## [PROVIDED DATA]
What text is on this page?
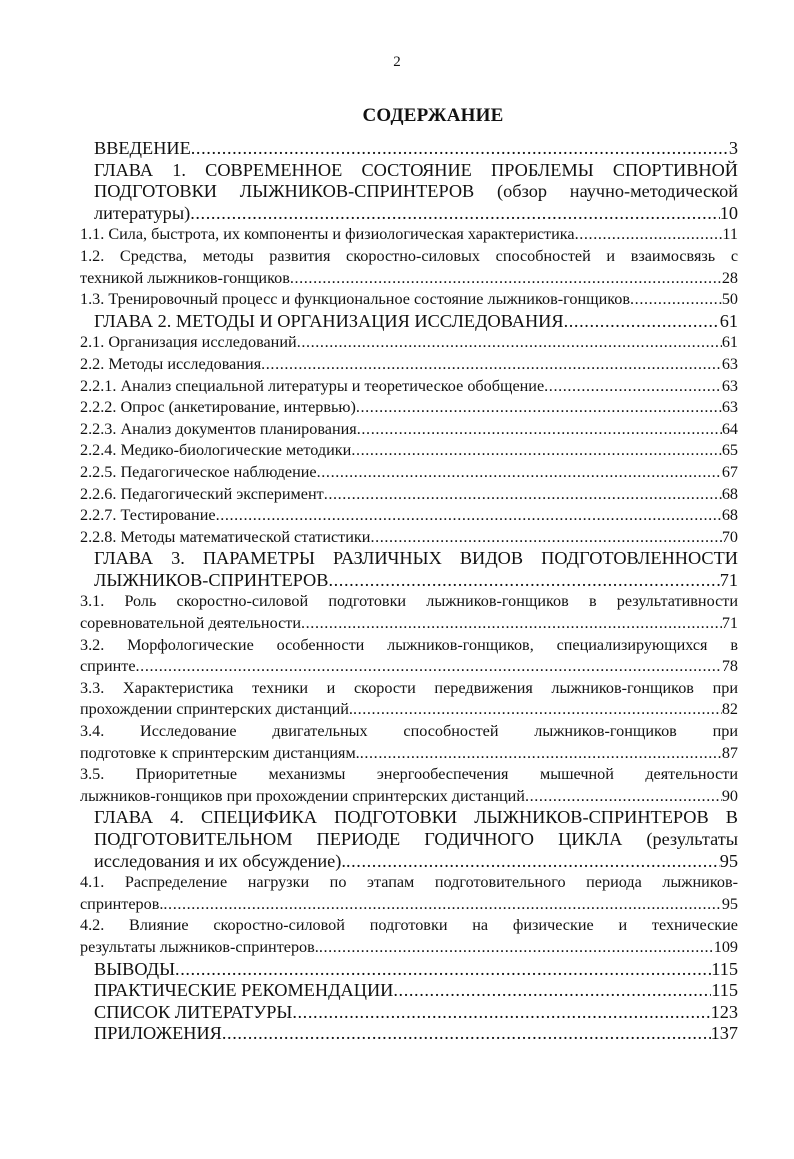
2
СОДЕРЖАНИЕ
ВВЕДЕНИЕ .....	3
ГЛАВА 1. СОВРЕМЕННОЕ СОСТОЯНИЕ ПРОБЛЕМЫ СПОРТИВНОЙ
ПОДГОТОВКИ ЛЫЖНИКОВ-СПРИНТЕРОВ (обзор научно-методической
литературы) .....	10
1.1. Сила, быстрота, их компоненты и физиологическая характеристика .....	11
1.2. Средства, методы развития скоростно-силовых способностей и взаимосвязь с
техникой лыжников-гонщиков .....	28
1.3. Тренировочный процесс и функциональное состояние лыжников-гонщиков .....	50
ГЛАВА 2. МЕТОДЫ И ОРГАНИЗАЦИЯ ИССЛЕДОВАНИЯ .....	61
2.1. Организация исследований .....	61
2.2. Методы исследования .....	63
2.2.1. Анализ специальной литературы и теоретическое обобщение .....	63
2.2.2. Опрос (анкетирование, интервью) .....	63
2.2.3. Анализ документов планирования .....	64
2.2.4. Медико-биологические методики .....	65
2.2.5. Педагогическое наблюдение .....	67
2.2.6. Педагогический эксперимент .....	68
2.2.7. Тестирование .....	68
2.2.8. Методы математической статистики .....	70
ГЛАВА 3. ПАРАМЕТРЫ РАЗЛИЧНЫХ ВИДОВ ПОДГОТОВЛЕННОСТИ
ЛЫЖНИКОВ-СПРИНТЕРОВ .....	71
3.1. Роль скоростно-силовой подготовки лыжников-гонщиков в результативности
соревновательной деятельности .....	71
3.2. Морфологические особенности лыжников-гонщиков, специализирующихся в
спринте .....	78
3.3. Характеристика техники и скорости передвижения лыжников-гонщиков при
прохождении спринтерских дистанций. .....	82
3.4. Исследование двигательных способностей лыжников-гонщиков при
подготовке к спринтерским дистанциям. .....	87
3.5. Приоритетные механизмы энергообеспечения мышечной деятельности
лыжников-гонщиков при прохождении спринтерских дистанций .....	90
ГЛАВА 4. СПЕЦИФИКА ПОДГОТОВКИ ЛЫЖНИКОВ-СПРИНТЕРОВ В
ПОДГОТОВИТЕЛЬНОМ ПЕРИОДЕ ГОДИЧНОГО ЦИКЛА (результаты
исследования и их обсуждение). .....	95
4.1. Распределение нагрузки по этапам подготовительного периода лыжников-
спринтеров. .....	95
4.2. Влияние скоростно-силовой подготовки на физические и технические
результаты лыжников-спринтеров. .....	109
ВЫВОДЫ .....	115
ПРАКТИЧЕСКИЕ РЕКОМЕНДАЦИИ .....	115
СПИСОК ЛИТЕРАТУРЫ .....	123
ПРИЛОЖЕНИЯ .....	137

## [BRIEF]
Write out the records above once more, word for word, with no pictures.

## [RESPONSE]
What text is on this page?
2
СОДЕРЖАНИЕ
ВВЕДЕНИЕ .....	3
ГЛАВА 1. СОВРЕМЕННОЕ СОСТОЯНИЕ ПРОБЛЕМЫ СПОРТИВНОЙ
ПОДГОТОВКИ ЛЫЖНИКОВ-СПРИНТЕРОВ (обзор научно-методической
литературы) .....	10
1.1. Сила, быстрота, их компоненты и физиологическая характеристика .....	11
1.2. Средства, методы развития скоростно-силовых способностей и взаимосвязь с
техникой лыжников-гонщиков .....	28
1.3. Тренировочный процесс и функциональное состояние лыжников-гонщиков .....	50
ГЛАВА 2. МЕТОДЫ И ОРГАНИЗАЦИЯ ИССЛЕДОВАНИЯ .....	61
2.1. Организация исследований .....	61
2.2. Методы исследования .....	63
2.2.1. Анализ специальной литературы и теоретическое обобщение .....	63
2.2.2. Опрос (анкетирование, интервью) .....	63
2.2.3. Анализ документов планирования .....	64
2.2.4. Медико-биологические методики .....	65
2.2.5. Педагогическое наблюдение .....	67
2.2.6. Педагогический эксперимент .....	68
2.2.7. Тестирование .....	68
2.2.8. Методы математической статистики .....	70
ГЛАВА 3. ПАРАМЕТРЫ РАЗЛИЧНЫХ ВИДОВ ПОДГОТОВЛЕННОСТИ
ЛЫЖНИКОВ-СПРИНТЕРОВ .....	71
3.1. Роль скоростно-силовой подготовки лыжников-гонщиков в результативности
соревновательной деятельности .....	71
3.2. Морфологические особенности лыжников-гонщиков, специализирующихся в
спринте .....	78
3.3. Характеристика техники и скорости передвижения лыжников-гонщиков при
прохождении спринтерских дистанций. .....	82
3.4. Исследование двигательных способностей лыжников-гонщиков при
подготовке к спринтерским дистанциям. .....	87
3.5. Приоритетные механизмы энергообеспечения мышечной деятельности
лыжников-гонщиков при прохождении спринтерских дистанций .....	90
ГЛАВА 4. СПЕЦИФИКА ПОДГОТОВКИ ЛЫЖНИКОВ-СПРИНТЕРОВ В
ПОДГОТОВИТЕЛЬНОМ ПЕРИОДЕ ГОДИЧНОГО ЦИКЛА (результаты
исследования и их обсуждение). .....	95
4.1. Распределение нагрузки по этапам подготовительного периода лыжников-
спринтеров. .....	95
4.2. Влияние скоростно-силовой подготовки на физические и технические
результаты лыжников-спринтеров. .....	109
ВЫВОДЫ .....	115
ПРАКТИЧЕСКИЕ РЕКОМЕНДАЦИИ .....	115
СПИСОК ЛИТЕРАТУРЫ .....	123
ПРИЛОЖЕНИЯ .....	137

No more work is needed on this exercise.